● TEXT SHOWN
* start *

- Conference: Independent
- Record: 4–1–3
- Head coach: James A. Baldwin (3rd season);
- Home stadium: Taylor Stadium

= 1924 Lehigh Brown and White football team =

American college football season

The 1924 Lehigh Brown and White football team was an American football team that represented Lehigh University as an independent during the 1924 college football season. In its third and final season under head coach James A. Baldwin, the team compiled a 4–1–3 record and outscored opponents by a total of 62 to 36. Lehigh played home games at Taylor Stadium in Bethlehem, Pennsylvania.

* end *

Reproduce the passage of the Lehigh football text from "American college football" up to and including "in Bethlehem, Pennsylvania.". Rely only on the text about the 1924 Lehigh football team.

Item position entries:

* start *

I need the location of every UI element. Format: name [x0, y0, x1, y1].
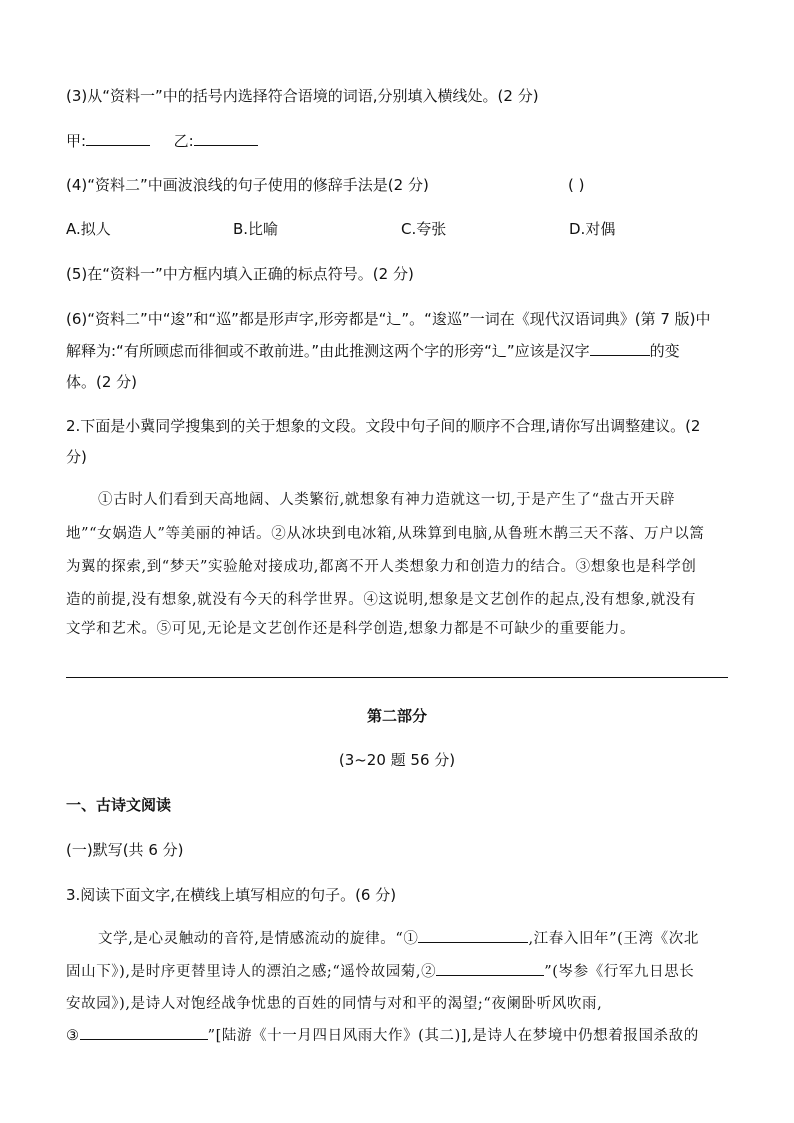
blank-1[interactable]: [418, 928, 528, 943]
blank-2[interactable]: [436, 961, 544, 976]
passage-line-1: ①古时人们看到天高地阔、人类繁衍,就想象有神力造就这一切,于是产生了“盘古开天辟: [98, 492, 676, 508]
question-5-prompt: (5)在“资料一”中方框内填入正确的标点符号。(2 分): [66, 265, 414, 283]
option-b[interactable]: B.比喻: [233, 220, 279, 238]
yi-label: 乙:: [173, 132, 194, 150]
question-6-line-3: 体。(2 分): [66, 373, 138, 391]
jia-label: 甲:: [66, 132, 87, 150]
question-6-line-1: (6)“资料二”中“逡”和“巡”都是形声字,形旁都是“辶”。“逡巡”一词在《现代汉语词典》(第 7 版)中: [66, 310, 711, 328]
option-a[interactable]: A.拟人: [66, 220, 111, 238]
question-6-line-2-text: 解释为:“有所顾虑而徘徊或不敢前进。”由此推测这两个字的形旁“辶”应该是汉字: [66, 342, 590, 360]
passage-line-4: 造的前提,没有想象,就没有今天的科学世界。④这说明,想象是文艺创作的起点,没有想象,就没有: [66, 592, 697, 608]
section-1-heading: 一、古诗文阅读: [66, 796, 172, 814]
passage-line-5: 文学和艺术。⑤可见,无论是文艺创作还是科学创造,想象力都是不可缺少的重要能力。: [66, 621, 636, 637]
reading-line-3: 安故园》),是诗人对饱经战争忧患的百姓的同情与对和平的渴望;“夜阑卧听风吹雨,: [66, 996, 603, 1012]
question-6-line-2-tail: 的变: [649, 342, 680, 360]
reading-line-1-tail: ,江春入旧年”(王湾《次北: [528, 931, 699, 947]
reading-line-2: [66, 961, 694, 982]
passage-line-3: 为翼的探索,到“梦天”实验舱对接成功,都离不开人类想象力和创造力的结合。③想象也是科学创: [66, 559, 697, 575]
reading-line-2-text: 固山下》),是时序更替里诗人的漂泊之感;“遥怜故园菊,②: [66, 964, 437, 980]
blank-3[interactable]: [80, 1025, 208, 1040]
question-4-prompt: (4)“资料二”中画波浪线的句子使用的修辞手法是(2 分): [66, 176, 429, 194]
reading-line-2-tail: ”(岑参《行军九日思长: [544, 964, 695, 980]
option-d[interactable]: D.对偶: [569, 220, 616, 238]
subsection-1-heading: (一)默写(共 6 分): [66, 841, 184, 859]
question-4-answer-paren[interactable]: ( ): [568, 176, 585, 194]
reading-line-4: [66, 1025, 699, 1046]
yi-blank[interactable]: [194, 131, 258, 146]
reading-line-1-text: 文学,是心灵触动的音符,是情感流动的旋律。“①: [98, 931, 419, 947]
part-2-title: 第二部分: [366, 707, 427, 725]
question-3b-prompt: 3.阅读下面文字,在横线上填写相应的句子。(6 分): [66, 886, 397, 904]
question-2-line-1: 2.下面是小冀同学搜集到的关于想象的文段。文段中句子间的顺序不合理,请你写出调整建议。(2: [66, 417, 701, 435]
question-6-line-2: [66, 341, 680, 361]
reading-line-4-text: ”[陆游《十一月四日风雨大作》(其二)],是诗人在梦境中仍想着报国杀敌的: [207, 1028, 699, 1044]
passage-line-2: 地”“女娲造人”等美丽的神话。②从冰块到电冰箱,从珠算到电脑,从鲁班木鹊三天不落、万户以篙: [66, 526, 705, 542]
question-6-blank[interactable]: [590, 341, 650, 356]
section-divider: [66, 677, 728, 678]
reading-line-1: [98, 928, 699, 949]
part-2-range: (3~20 题 56 分): [338, 751, 456, 769]
question-3-answer-row: [66, 131, 258, 151]
jia-blank[interactable]: [86, 131, 150, 146]
question-3-prompt: (3)从“资料一”中的括号内选择符合语境的词语,分别填入横线处。(2 分): [66, 87, 539, 105]
option-c[interactable]: C.夸张: [401, 220, 447, 238]
question-2-line-2: 分): [66, 448, 87, 466]
reading-line-4-marker: ③: [66, 1028, 80, 1044]
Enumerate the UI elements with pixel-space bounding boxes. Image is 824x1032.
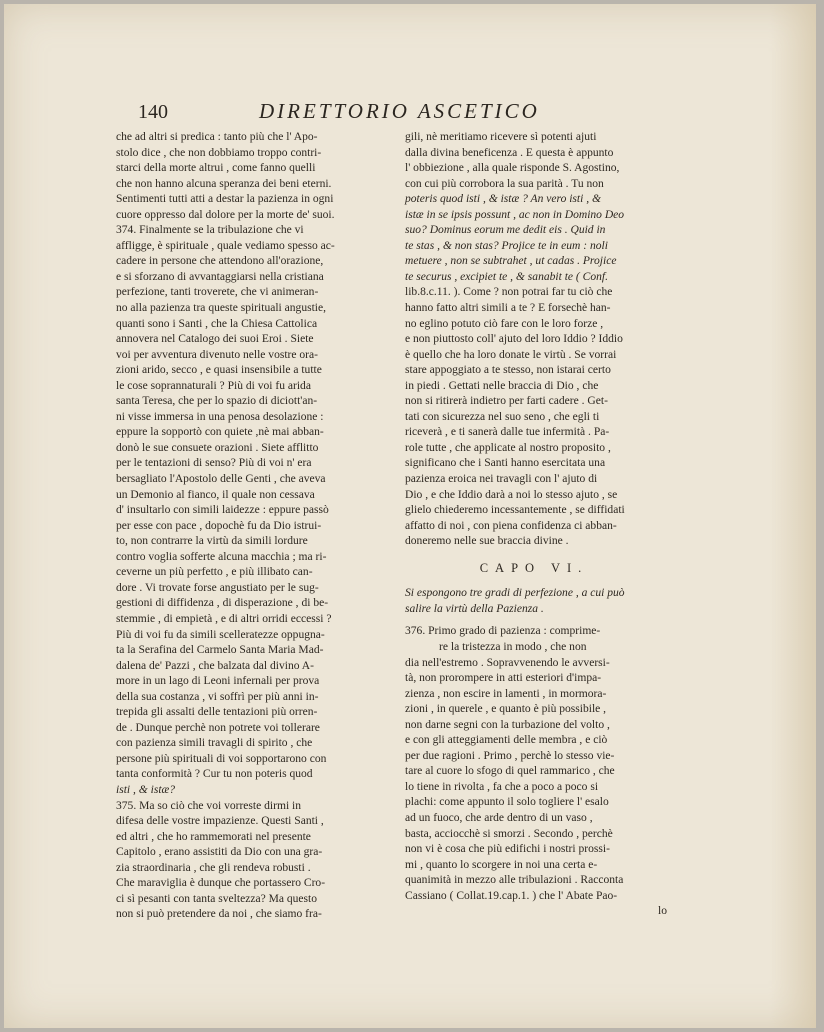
text-line: dia nell'estremo . Sopravvenendo le avversi- xyxy=(405,656,610,669)
text-line: non si può pretendere da noi , che siamo fra- xyxy=(116,908,322,921)
page-number: 140 xyxy=(138,101,168,123)
spacer xyxy=(405,550,677,557)
text-line: significano che i Santi hanno esercitata una xyxy=(405,457,606,470)
text-line: contro voglia sofferte alcuna macchia ; ma ri- xyxy=(116,550,327,563)
text-line: affatto di noi , con piena confidenza ci abban- xyxy=(405,519,617,532)
text-line: Sentimenti tutti atti a destar la pazienza in ogni xyxy=(116,193,334,206)
left-column xyxy=(116,130,388,923)
latin-quote-line: isti , & istæ? xyxy=(116,783,176,796)
page-edge-shadow xyxy=(770,4,816,1028)
book-page xyxy=(4,4,816,1028)
text-line: della sua costanza , vi soffrì per più anni in- xyxy=(116,690,319,703)
text-line: Che maraviglia è dunque che portassero Cro- xyxy=(116,877,326,890)
text-line: dalla divina beneficenza . E questa è appunto xyxy=(405,146,614,159)
text-line: e non piuttosto coll' ajuto del loro Iddio ? Iddio xyxy=(405,333,623,346)
right-column xyxy=(405,130,677,920)
text-line: role tutte , che applicate al nostro proposito , xyxy=(405,441,611,454)
text-line: non darne segni con la turbazione del volto , xyxy=(405,718,610,731)
text-line: gestioni di diffidenza , di disperazione , di be- xyxy=(116,597,329,610)
text-line: gili, nè meritiamo ricevere sì potenti ajuti xyxy=(405,131,597,143)
running-title: DIRETTORIO ASCETICO xyxy=(259,99,540,123)
text-line: le cose soprannaturali ? Più di voi fu arida xyxy=(116,379,311,392)
text-line: glielo chiederemo incessantemente , se diffidati xyxy=(405,504,625,517)
text-line: tanta conformità ? Cur tu non poteris quod xyxy=(116,768,313,781)
text-line: tà, non prorompere in atti esteriori d'impa- xyxy=(405,672,602,685)
text-line: pazienza eroica nei travagli con l' ajuto di xyxy=(405,473,598,486)
text-line: ad un fuoco, che arde dentro di un vaso , xyxy=(405,811,593,824)
text-line: more in un lago di Leoni infernali per prova xyxy=(116,675,320,688)
text-line: Capitolo , erano assistiti da Dio con una gra- xyxy=(116,846,323,859)
catchword: lo xyxy=(658,905,667,918)
text-line: difesa delle vostre impazienze. Questi Santi , xyxy=(116,815,324,828)
text-line: donò le sue consuete orazioni . Siete afflitto xyxy=(116,441,319,454)
latin-quote-line: poteris quod isti , & istæ ? An vero isti , & xyxy=(405,193,601,206)
paragraph-start-375: 375. Ma so ciò che voi vorreste dirmi in xyxy=(116,799,302,812)
text-line: zia straordinaria , che gli rendeva robusti . xyxy=(116,861,311,874)
text-line: bersagliato l'Apostolo delle Genti , che aveva xyxy=(116,473,326,486)
text-line: per esse con pace , dopochè fu da Dio istrui- xyxy=(116,519,322,532)
text-line: to, non contrarre la virtù da simili lordure xyxy=(116,535,308,548)
text-line: d' insultarlo con simili laidezze : eppure passò xyxy=(116,504,329,517)
text-line: l' obbiezione , alla quale risponde S. Agostino, xyxy=(405,162,620,175)
spacer xyxy=(405,617,677,624)
text-line: trepida gli assalti delle tentazioni più orren- xyxy=(116,706,318,719)
text-line: per le tentazioni di senso? Più di voi n' era xyxy=(116,457,312,470)
text-line: affligge, è spirituale , quale vediamo spesso ac- xyxy=(116,239,335,252)
text-line: persone più spirituali di voi sopportarono con xyxy=(116,752,327,765)
text-line: Cassiano ( Collat.19.cap.1. ) che l' Abate Pao- xyxy=(405,889,618,902)
text-line: e si sforzano di avvantaggiarsi nella cristiana xyxy=(116,270,324,283)
text-line: doneremo nelle sue braccia divine . xyxy=(405,535,569,548)
latin-quote-line: istæ in se ipsis possunt , ac non in Domino Deo xyxy=(405,208,625,221)
text-line: ed altri , che ho rammemorati nel presente xyxy=(116,830,311,843)
text-line: ta la Serafina del Carmelo Santa Maria Mad- xyxy=(116,644,324,657)
text-line: tare al cuore lo sfogo di quel rammarico , che xyxy=(405,765,615,778)
text-line: con cui più corrobora la sua parità . Tu non xyxy=(405,177,604,190)
text-line: ceverne un più perfetto , e più illibato can- xyxy=(116,566,313,579)
text-line: perfezione, tanti troverete, che vi animeran- xyxy=(116,286,319,299)
text-line: ni visse immersa in una penosa desolazione : xyxy=(116,410,324,423)
text-line: stemmie , di empietà , e di altri orridi eccessi ? xyxy=(116,612,332,625)
text-line: starci della morte altrui , come fanno quelli xyxy=(116,162,316,175)
text-line: no alla pazienza tra queste spirituali angustie, xyxy=(116,302,327,315)
text-line: non vi è cosa che più edifichi i nostri prossi- xyxy=(405,843,610,856)
text-line: zioni arido, secco , e quasi insensibile a tutte xyxy=(116,364,322,377)
chapter-subtitle: salire la virtù della Pazienza . xyxy=(405,602,544,615)
text-line: no eglino potuto ciò fare con le loro forze , xyxy=(405,317,604,330)
text-line: eppure la sopportò con quiete ,nè mai abban- xyxy=(116,426,324,439)
text-line: Dio , e che Iddio darà a noi lo stesso ajuto , se xyxy=(405,488,618,501)
chapter-subtitle: Si espongono tre gradi di perfezione , a cui può xyxy=(405,587,625,600)
text-line: plachi: come appunto il solo togliere l' esalo xyxy=(405,796,609,809)
text-line: zioni , in querele , e quanto è più possibile , xyxy=(405,703,607,716)
text-line: dalena de' Pazzi , che balzata dal divino A- xyxy=(116,659,314,672)
latin-quote-line: te securus , excipiet te , & sanabit te ( Conf. xyxy=(405,270,608,283)
text-line: quanti sono i Santi , che la Chiesa Cattolica xyxy=(116,317,318,330)
text-line: in piedi . Gettati nelle braccia di Dio , che xyxy=(405,379,599,392)
text-line: santa Teresa, che per lo spazio di diciott'an- xyxy=(116,395,318,408)
text-line: lo tiene in rivolta , fa che a poco a poco si xyxy=(405,780,599,793)
text-line: de . Dunque perchè non potrete voi tollerare xyxy=(116,721,320,734)
text-line: annovera nel Catalogo dei suoi Eroi . Siete xyxy=(116,333,314,346)
latin-quote-line: suo? Dominus eorum me dedit eis . Quid in xyxy=(405,224,606,237)
text-line: mi , quanto lo scorgere in noi una certa e- xyxy=(405,858,598,871)
chapter-heading: CAPO VI. xyxy=(479,560,589,575)
text-line: basta, acciocchè si smorzi . Secondo , perchè xyxy=(405,827,613,840)
text-line: con pazienza simili travagli di spirito , che xyxy=(116,737,313,750)
text-line: ci sì pesanti con tanta sveltezza? Ma questo xyxy=(116,892,318,905)
text-line: Più di voi fu da simili scelleratezze oppugna- xyxy=(116,628,325,641)
citation-line: lib.8.c.11. ). Come ? non potrai far tu ciò che xyxy=(405,286,613,299)
text-line: che non hanno alcuna speranza dei beni eterni. xyxy=(116,177,332,190)
text-line: stare appoggiato a te stesso, non istarai certo xyxy=(405,364,611,377)
text-line: quanimità in mezzo alle tribulazioni . Racconta xyxy=(405,874,624,887)
latin-quote-line: metuere , non se subtrahet , ut cadas . Projice xyxy=(405,255,617,268)
text-line: re la tristezza in modo , che non xyxy=(439,640,587,653)
text-line: cadere in persone che attendono all'orazione, xyxy=(116,255,324,268)
text-line: un Demonio al fianco, il quale non cessava xyxy=(116,488,315,501)
text-line: e con gli atteggiamenti delle membra , e ciò xyxy=(405,734,608,747)
latin-quote-line: te stas , & non stas? Projice te in eum : noli xyxy=(405,239,608,252)
text-line: stolo dice , che non dobbiamo troppo contri- xyxy=(116,146,322,159)
text-line: hanno fatto altri simili a te ? E forsechè han- xyxy=(405,302,611,315)
paragraph-start-374: 374. Finalmente se la tribulazione che vi xyxy=(116,224,304,237)
text-line: non si ritirerà indietro per farti cadere . Get- xyxy=(405,395,608,408)
text-line: riceverà , e ti sanerà dalle tue infermità . Pa- xyxy=(405,426,610,439)
text-line: per due ragioni . Primo , perchè lo stesso vie- xyxy=(405,749,615,762)
text-line: voi per avventura divenuto nelle vostre ora- xyxy=(116,348,318,361)
text-line: tati con sicurezza nel suo seno , che egli ti xyxy=(405,410,600,423)
text-line: cuore oppresso dal dolore per la morte de' suoi. xyxy=(116,208,335,221)
text-line: dore . Vi trovate forse angustiato per le sug- xyxy=(116,581,319,594)
text-line: è quello che ha loro donate le virtù . Se vorrai xyxy=(405,348,617,361)
text-line: zienza , non escire in lamenti , in mormora- xyxy=(405,687,607,700)
text-line: che ad altri si predica : tanto più che l' Apo- xyxy=(116,131,318,143)
paragraph-start-376: 376. Primo grado di pazienza : comprime- xyxy=(405,625,601,638)
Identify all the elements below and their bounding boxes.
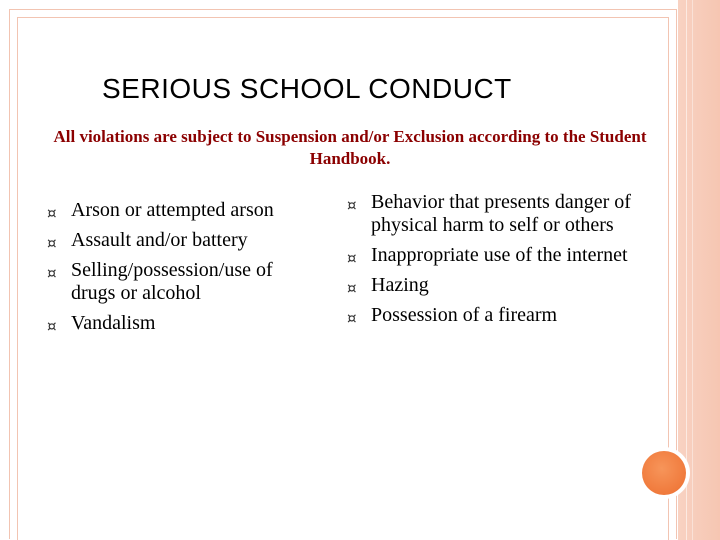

* end *

● ANSWER FOR THIS EXERCISE
American college football season

The 1924 Lehigh Brown and White football team was an American football team that represented Lehigh University as an independent during the 1924 college football season. In its third and final season under head coach James A. Baldwin, the team compiled a 4–1–3 record and outscored opponents by a total of 62 to 36. Lehigh played home games at Taylor Stadium in Bethlehem, Pennsylvania.